Hybrid Lectures will be held in Stata (32) G-575.
Zoom link for virtual attendants: https://mit.zoom.us/j/93513735220
|Sep. 13 (hybrid)
From genomics to therapeutics: single cell dissection of disease circuitry
Disease-associated variants lie primarily in non-coding regions, increasing the urgency of understanding how gene-regulatory circuitry impacts human disease. To address this challenge, we generate comparative genomics, epigenomic, and transcriptional maps, spanning 823 human tissues, 1500 individuals, and 20 million single cells. We link variants to target genes, upstream regulators, cell types of action, and perturbed pathways, and predict causal genes and regions to provide unbiased views of disease mechanisms, sometimes re-shaping our understanding. We find that Alzheimer’s variants act primarily through immune processes, rather than neuronal processes, and the strongest genetic association with obesity acts via energy storage/dissipation rather than appetite/exercise decisions. We combine single-cell profiles, tissue-level variation, and genetic variation across healthy and diseased individuals to map genetic effects into epigenomic, transcriptional, and function changes at single-cell resolution, to recognize cell-type-specific disease-associated somatic mutations indicative of mosaicism, and to recognize multi-tissue single-cell effects. We expand these methods to electronic health records to recognize multi-phenotype effects of genetics, environment, and disease, combining clinical notes, lab tests, and diverse data modalities despite missing data. We integrate large cohorts to factorize phenotype-genotype correlations to reveal distinct biological contributors of complex diseases and traits, to partition disease complexity, and to stratify patients for pathway-matched treatments. Lastly, we develop massively-parallel, programmable and modular technologies for manipulating these pathways by high-throughput reporter assays, genome editing, and gene targeting in human cells and mice, to propose new therapeutic hypotheses in Alzheimer’s, ALS, obesity, cardiac disease, schizophrenia, aging, and cancer. These results provide a roadmap for translating genetic findings into mechanistic insights and ultimately new therapeutic avenues for complex disease and cancer.
|Sep. 20 (hybrid)

**Dataset excerpts**
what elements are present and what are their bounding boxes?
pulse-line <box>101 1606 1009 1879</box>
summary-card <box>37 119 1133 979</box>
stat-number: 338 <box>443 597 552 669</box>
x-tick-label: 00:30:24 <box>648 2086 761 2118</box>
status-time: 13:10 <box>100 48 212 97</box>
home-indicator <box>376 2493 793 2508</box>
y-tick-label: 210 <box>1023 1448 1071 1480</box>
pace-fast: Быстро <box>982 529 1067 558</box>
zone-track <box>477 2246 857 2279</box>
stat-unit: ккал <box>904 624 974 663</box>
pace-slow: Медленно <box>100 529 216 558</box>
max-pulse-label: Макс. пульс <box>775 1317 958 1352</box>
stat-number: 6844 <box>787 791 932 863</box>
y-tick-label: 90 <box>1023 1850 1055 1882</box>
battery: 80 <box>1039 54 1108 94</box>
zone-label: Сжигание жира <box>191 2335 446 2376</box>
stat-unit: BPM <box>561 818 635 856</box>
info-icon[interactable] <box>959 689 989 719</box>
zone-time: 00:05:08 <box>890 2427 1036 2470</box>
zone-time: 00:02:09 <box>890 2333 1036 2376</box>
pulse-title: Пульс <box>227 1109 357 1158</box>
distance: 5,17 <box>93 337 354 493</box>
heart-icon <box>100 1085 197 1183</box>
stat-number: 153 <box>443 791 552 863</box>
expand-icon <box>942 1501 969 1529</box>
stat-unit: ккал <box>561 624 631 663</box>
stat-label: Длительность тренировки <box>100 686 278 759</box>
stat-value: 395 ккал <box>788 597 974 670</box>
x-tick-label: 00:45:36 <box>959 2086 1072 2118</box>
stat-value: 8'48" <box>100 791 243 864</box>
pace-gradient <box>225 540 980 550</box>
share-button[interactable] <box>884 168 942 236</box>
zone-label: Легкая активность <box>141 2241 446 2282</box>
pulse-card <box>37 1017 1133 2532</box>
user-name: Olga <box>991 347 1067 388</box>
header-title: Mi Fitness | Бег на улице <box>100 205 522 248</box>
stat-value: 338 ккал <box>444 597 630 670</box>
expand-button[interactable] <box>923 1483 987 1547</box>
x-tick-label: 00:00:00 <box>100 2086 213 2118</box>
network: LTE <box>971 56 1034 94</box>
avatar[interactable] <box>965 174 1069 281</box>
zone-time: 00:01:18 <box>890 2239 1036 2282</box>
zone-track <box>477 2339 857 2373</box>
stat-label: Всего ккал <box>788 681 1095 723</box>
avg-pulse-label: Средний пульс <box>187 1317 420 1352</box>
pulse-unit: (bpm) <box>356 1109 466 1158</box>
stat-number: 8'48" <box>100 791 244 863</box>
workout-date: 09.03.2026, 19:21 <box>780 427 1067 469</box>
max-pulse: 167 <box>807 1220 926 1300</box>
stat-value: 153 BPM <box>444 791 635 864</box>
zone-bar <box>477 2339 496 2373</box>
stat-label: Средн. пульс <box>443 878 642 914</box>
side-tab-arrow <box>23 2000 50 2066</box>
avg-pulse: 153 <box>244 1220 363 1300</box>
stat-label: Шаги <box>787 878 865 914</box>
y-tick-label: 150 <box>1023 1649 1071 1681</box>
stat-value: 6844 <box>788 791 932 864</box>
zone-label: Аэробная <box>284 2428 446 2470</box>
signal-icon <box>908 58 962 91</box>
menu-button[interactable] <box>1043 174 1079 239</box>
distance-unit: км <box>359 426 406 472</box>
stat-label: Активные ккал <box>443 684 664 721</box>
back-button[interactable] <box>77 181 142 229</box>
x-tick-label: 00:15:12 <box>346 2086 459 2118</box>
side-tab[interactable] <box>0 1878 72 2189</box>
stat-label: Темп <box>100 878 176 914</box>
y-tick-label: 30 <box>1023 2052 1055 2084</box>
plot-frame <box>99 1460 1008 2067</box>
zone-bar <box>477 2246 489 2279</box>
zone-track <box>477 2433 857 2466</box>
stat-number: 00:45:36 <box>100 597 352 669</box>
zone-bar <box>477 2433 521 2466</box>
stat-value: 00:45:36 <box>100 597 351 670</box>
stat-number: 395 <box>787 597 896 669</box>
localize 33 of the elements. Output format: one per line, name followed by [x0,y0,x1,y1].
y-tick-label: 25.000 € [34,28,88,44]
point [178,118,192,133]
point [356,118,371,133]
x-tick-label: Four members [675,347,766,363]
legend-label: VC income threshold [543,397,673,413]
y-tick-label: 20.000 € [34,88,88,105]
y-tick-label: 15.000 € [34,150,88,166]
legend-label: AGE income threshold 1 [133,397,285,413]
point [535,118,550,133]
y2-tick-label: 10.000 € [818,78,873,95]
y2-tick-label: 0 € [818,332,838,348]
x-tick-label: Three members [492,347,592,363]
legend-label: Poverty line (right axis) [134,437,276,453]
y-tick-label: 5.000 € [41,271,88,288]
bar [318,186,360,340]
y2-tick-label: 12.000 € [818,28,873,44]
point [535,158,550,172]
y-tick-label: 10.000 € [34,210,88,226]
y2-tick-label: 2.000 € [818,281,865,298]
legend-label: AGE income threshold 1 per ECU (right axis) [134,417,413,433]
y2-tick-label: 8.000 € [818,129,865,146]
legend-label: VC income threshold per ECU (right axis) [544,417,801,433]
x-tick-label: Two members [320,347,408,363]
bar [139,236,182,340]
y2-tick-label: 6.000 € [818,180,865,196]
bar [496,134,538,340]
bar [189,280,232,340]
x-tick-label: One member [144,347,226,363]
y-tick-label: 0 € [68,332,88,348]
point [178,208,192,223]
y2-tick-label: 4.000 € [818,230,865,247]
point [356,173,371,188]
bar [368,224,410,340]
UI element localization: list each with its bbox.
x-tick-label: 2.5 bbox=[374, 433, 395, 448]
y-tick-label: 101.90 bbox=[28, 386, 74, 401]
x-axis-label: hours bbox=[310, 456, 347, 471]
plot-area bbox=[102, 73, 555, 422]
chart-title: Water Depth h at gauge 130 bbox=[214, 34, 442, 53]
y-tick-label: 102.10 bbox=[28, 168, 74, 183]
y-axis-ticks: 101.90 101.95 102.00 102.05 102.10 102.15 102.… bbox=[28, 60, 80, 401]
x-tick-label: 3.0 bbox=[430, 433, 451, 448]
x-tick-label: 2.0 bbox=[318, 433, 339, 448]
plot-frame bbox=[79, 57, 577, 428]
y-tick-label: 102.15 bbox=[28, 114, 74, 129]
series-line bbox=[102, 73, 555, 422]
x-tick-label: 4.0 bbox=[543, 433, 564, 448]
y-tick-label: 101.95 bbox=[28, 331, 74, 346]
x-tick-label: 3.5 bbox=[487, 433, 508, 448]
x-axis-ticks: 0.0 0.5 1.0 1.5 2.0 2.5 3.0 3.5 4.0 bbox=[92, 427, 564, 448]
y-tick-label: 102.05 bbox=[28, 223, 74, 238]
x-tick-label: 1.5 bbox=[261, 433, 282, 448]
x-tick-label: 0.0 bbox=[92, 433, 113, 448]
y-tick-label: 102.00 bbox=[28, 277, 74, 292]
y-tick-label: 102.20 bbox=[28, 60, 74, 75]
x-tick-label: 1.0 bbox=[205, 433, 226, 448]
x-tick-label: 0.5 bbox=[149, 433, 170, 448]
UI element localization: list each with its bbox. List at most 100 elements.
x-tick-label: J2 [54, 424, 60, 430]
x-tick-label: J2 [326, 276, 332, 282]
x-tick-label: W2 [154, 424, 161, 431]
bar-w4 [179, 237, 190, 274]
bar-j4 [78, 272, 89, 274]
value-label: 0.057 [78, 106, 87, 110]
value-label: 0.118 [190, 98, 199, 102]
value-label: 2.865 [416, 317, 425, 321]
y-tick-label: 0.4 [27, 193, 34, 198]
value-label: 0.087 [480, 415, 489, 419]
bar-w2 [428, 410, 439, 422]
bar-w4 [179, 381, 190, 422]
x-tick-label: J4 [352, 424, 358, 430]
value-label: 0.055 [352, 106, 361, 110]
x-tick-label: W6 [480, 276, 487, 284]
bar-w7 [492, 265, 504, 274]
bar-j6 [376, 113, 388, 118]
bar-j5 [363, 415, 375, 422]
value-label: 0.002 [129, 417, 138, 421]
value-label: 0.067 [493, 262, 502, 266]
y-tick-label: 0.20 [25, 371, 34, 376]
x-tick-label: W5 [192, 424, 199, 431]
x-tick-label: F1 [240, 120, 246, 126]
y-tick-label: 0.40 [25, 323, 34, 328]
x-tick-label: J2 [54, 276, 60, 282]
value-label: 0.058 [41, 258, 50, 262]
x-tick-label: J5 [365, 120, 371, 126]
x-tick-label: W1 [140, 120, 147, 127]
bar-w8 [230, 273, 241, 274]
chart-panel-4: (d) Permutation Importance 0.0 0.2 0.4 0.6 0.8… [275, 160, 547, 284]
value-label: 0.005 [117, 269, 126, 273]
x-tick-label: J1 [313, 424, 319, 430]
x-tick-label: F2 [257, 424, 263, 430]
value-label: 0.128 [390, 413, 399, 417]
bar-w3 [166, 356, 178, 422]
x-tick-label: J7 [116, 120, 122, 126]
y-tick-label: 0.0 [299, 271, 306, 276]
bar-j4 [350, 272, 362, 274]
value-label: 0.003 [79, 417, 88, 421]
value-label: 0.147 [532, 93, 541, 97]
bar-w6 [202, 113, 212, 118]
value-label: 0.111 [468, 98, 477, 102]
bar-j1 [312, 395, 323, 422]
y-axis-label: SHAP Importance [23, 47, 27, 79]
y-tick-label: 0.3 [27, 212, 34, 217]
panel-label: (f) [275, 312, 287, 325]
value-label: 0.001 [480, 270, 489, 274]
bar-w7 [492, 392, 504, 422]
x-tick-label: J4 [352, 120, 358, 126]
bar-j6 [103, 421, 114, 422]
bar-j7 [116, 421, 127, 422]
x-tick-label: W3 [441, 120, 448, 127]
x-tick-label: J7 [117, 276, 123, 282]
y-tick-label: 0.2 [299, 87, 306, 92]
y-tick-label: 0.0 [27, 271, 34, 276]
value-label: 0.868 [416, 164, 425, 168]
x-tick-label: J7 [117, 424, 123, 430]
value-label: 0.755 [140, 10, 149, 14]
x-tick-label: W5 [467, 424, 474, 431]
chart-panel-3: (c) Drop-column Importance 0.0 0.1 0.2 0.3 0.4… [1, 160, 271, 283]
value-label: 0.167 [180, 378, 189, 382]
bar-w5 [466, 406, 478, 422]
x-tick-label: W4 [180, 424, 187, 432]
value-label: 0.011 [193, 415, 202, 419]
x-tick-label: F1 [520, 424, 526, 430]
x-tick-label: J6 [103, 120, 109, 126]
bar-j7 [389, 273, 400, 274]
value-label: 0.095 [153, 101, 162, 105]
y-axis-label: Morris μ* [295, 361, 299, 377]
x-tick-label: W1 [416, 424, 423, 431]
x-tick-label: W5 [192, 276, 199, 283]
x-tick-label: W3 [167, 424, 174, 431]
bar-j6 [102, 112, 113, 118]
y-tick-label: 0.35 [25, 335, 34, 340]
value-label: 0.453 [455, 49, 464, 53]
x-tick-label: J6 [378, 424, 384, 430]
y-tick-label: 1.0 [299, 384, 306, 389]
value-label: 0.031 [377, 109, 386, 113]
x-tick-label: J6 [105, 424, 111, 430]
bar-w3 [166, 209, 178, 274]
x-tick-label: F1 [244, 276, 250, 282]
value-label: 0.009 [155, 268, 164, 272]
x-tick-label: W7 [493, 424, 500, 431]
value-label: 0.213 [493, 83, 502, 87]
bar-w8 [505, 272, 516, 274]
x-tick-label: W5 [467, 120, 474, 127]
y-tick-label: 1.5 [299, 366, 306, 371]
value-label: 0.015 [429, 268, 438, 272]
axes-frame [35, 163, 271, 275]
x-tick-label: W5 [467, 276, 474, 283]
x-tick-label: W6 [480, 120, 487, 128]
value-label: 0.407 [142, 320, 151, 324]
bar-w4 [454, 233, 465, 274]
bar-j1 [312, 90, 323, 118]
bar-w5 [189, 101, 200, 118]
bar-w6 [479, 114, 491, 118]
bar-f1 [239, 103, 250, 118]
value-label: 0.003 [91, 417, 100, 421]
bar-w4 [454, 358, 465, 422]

**Using the information**
a) Decide whether each statement agrees with the lecture listing. Answer yes or no for each and quote the deciding words.
(i) The maps described cover 823 human tissues.
(ii) Alzheimer's variants act mainly through neuronal processes.
(iii) Hybrid lectures take place in Stata (32) G-575.
b) According to the lecture listing, through what does the strongest genetic association with obesity act?
c) Extend the lecture listing past its last line, keeping the same format.
The records can be set aside here.

**Answers to the tasks**
a)
(i) Yes: "spanning 823 human tissues, 1500 individuals, and 20 million single cells"
(ii) No: "Alzheimer’s variants act primarily through immune processes, rather than neuronal processes"
(iii) Yes: "Hybrid Lectures will be held in Stata (32) G-575."

b) Through energy storage/dissipation rather than appetite/exercise decisions.

c)
Machine learning for determining protein structure and dynamics from cryo-EM images
Major technological advances in cryo-electron microscopy (cryo-EM) have produced new opportunities to study the structure and dynamics of proteins and other biomolecular complexes. However, this structural heterogeneity complicates the algorithmic task of 3D reconstruction from the collected dataset of 2D cryo-EM images. In this seminar, I will overview cryoDRGN and related methods that leverage the representation power of deep neural networks for cryo-EM reconstruction. Underpinning the cryoDRGN method is a deep generative model parameterized by an implicit neural representation of 3D volumes and a learning algorithm to optimize this representation from unlabeled 2D cryo-EM images. Extended to real datasets and released as an open-source tool, these methods have been used to discover new protein structures and visualize continuous trajectories of protein motion. I will discuss various extensions of the method for scalable and robust reconstruction, analyzing the learned generative model, and visualizing dynamic protein structures in situ.
|Sep. 27 (hybrid)
|A Decade of Molecular Cell Atlases
|Oct. 2 (hybrid)
Notes on privacy timebombs in functional genomics data
Plans to sequence everyone in the developed world at birth were developed three decades ago. This is now plausible, and companies offer newborn sequencing as an option to parents—sometimes as an alternative to newborn screening (NBS) which identifies rare, treatable conditions that require urgent intervention. Yet the benefits and risks remain largely unknown. We probed the potential and pitfalls of performing pervasive population-scale public health sequencing of newborns. To do so, we drew upon an unparalleled NBS public health resource and used inborn errors of metabolism (IEMs) as a model system for human genetics.
We obtained archived residual dried blood spots and data for nearly all IEM cases from the 4.5 million infants born in California during an 8.5 year period. We found that exome analysis alone was insufficiently sensitive or specific to be a primary screen for most NBS IEMs. However, as a secondary test for infants, exomes could reduce false-positive results, facilitate timely case resolution and in some instances even suggest more appropriate or specific diagnosis. Sequence-based NBS could also be the foundation of a learning public health system identifying additional disorders.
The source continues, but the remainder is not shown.